— START OF Extracted material —

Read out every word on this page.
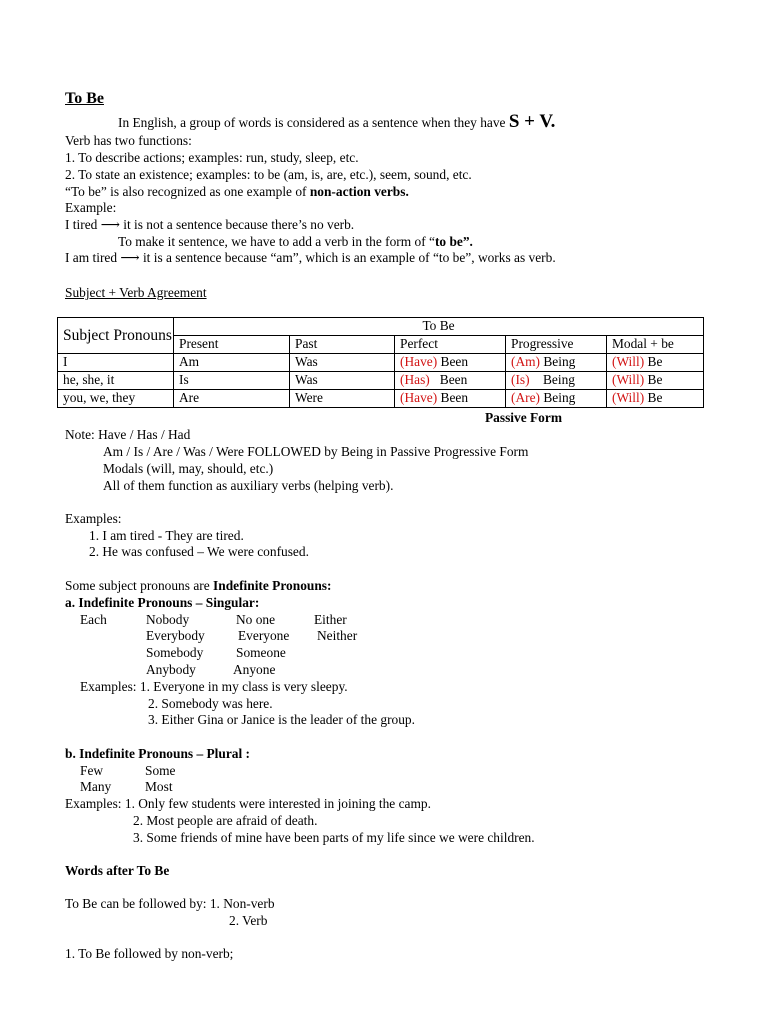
To Be
In English, a group of words is considered as a sentence when they have S + V.
Verb has two functions:
1. To describe actions; examples: run, study, sleep, etc.
2. To state an existence; examples: to be (am, is, are, etc.), seem, sound, etc.
“To be” is also recognized as one example of non-action verbs.
Example:
I tired ⟶ it is not a sentence because there’s no verb.
To make it sentence, we have to add a verb in the form of “to be”.
I am tired ⟶ it is a sentence because “am”, which is an example of “to be”, works as verb.
Subject + Verb Agreement
Subject Pronouns	To Be				
	Present	Past	Perfect	Progressive	Modal + be
I	Am	Was	(Have) Been	(Am) Being	(Will) Be
he, she, it	Is	Was	(Has) Been	(Is) Being	(Will) Be
you, we, they	Are	Were	(Have) Been	(Are) Being	(Will) Be
Passive Form
Note: Have / Has / Had
Am / Is / Are / Was / Were FOLLOWED by Being in Passive Progressive Form
Modals (will, may, should, etc.)
All of them function as auxiliary verbs (helping verb).
Examples:
1. I am tired - They are tired.
2. He was confused – We were confused.
Some subject pronouns are Indefinite Pronouns:
a. Indefinite Pronouns – Singular:
Each	Nobody	No one	Either
Everybody Everyone Neither
Somebody Someone
Anybody	Anyone
Examples: 1. Everyone in my class is very sleepy.
2. Somebody was here.
3. Either Gina or Janice is the leader of the group.
b. Indefinite Pronouns – Plural :
Few	Some
Many	Most
Examples: 1. Only few students were interested in joining the camp.
2. Most people are afraid of death.
3. Some friends of mine have been parts of my life since we were children.
Words after To Be
To Be can be followed by: 1. Non-verb
2. Verb
1. To Be followed by non-verb;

— END OF Extracted material —

**Exercise aim**
In the entries above, find each line with the string "sentence" and copy it.

**Written answer**
In English, a group of words is considered as a sentence when they have S + V.
I tired ⟶ it is not a sentence because there’s no verb.
To make it sentence, we have to add a verb in the form of “to be”.
I am tired ⟶ it is a sentence because “am”, which is an example of “to be”, works as verb.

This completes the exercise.